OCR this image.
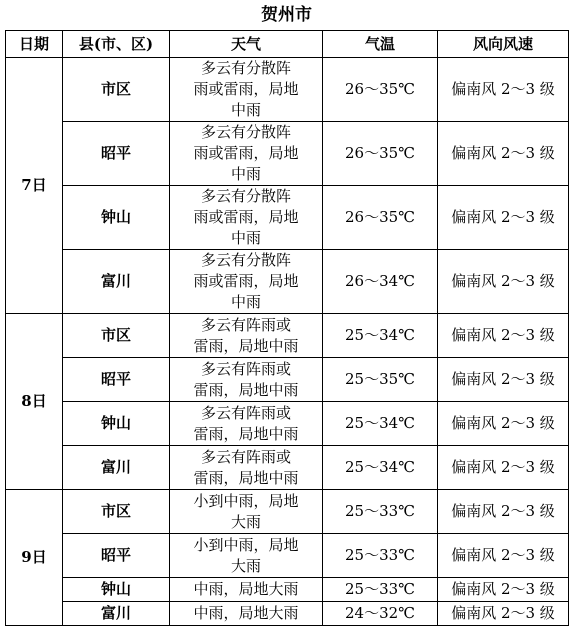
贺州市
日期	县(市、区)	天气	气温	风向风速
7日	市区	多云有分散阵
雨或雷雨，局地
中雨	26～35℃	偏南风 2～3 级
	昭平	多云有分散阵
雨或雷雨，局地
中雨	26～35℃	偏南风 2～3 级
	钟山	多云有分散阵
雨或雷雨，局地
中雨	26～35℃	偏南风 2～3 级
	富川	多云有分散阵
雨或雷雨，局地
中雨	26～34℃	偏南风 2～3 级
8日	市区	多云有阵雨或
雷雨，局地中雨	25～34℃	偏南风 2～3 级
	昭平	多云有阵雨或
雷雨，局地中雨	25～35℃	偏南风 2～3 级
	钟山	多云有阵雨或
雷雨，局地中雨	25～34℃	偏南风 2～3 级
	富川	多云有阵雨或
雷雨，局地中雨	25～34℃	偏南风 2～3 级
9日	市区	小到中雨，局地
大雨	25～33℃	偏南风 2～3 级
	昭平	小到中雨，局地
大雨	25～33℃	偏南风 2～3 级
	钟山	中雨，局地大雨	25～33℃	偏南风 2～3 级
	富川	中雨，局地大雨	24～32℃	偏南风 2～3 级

• • • • • • •

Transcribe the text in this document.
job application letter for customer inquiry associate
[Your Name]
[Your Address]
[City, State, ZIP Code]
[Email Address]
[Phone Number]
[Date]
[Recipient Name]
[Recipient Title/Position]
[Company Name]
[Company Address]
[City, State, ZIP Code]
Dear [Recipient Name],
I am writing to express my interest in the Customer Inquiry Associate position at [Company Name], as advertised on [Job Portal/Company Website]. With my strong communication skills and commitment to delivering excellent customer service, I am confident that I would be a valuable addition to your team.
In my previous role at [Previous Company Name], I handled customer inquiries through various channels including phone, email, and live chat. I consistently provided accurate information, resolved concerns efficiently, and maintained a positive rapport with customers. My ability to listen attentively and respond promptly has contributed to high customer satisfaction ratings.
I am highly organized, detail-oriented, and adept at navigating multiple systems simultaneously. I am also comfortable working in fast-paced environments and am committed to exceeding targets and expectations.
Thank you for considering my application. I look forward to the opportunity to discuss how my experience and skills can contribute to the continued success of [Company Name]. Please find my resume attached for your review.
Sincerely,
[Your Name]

• • • • • • •

EXERCISE TASK:
Point out every line holding the string "customer" and copy it.

REPLY:
job application letter for customer inquiry associate
I am writing to express my interest in the Customer Inquiry Associate position at [Company Name], as advertised on [Job Portal/Company Website]. With my strong communication skills and commitment to delivering excellent customer service, I am confident that I would be a valuable addition to your team.
In my previous role at [Previous Company Name], I handled customer inquiries through various channels including phone, email, and live chat. I consistently provided accurate information, resolved concerns efficiently, and maintained a positive rapport with customers. My ability to listen attentively and respond promptly has contributed to high customer satisfaction ratings.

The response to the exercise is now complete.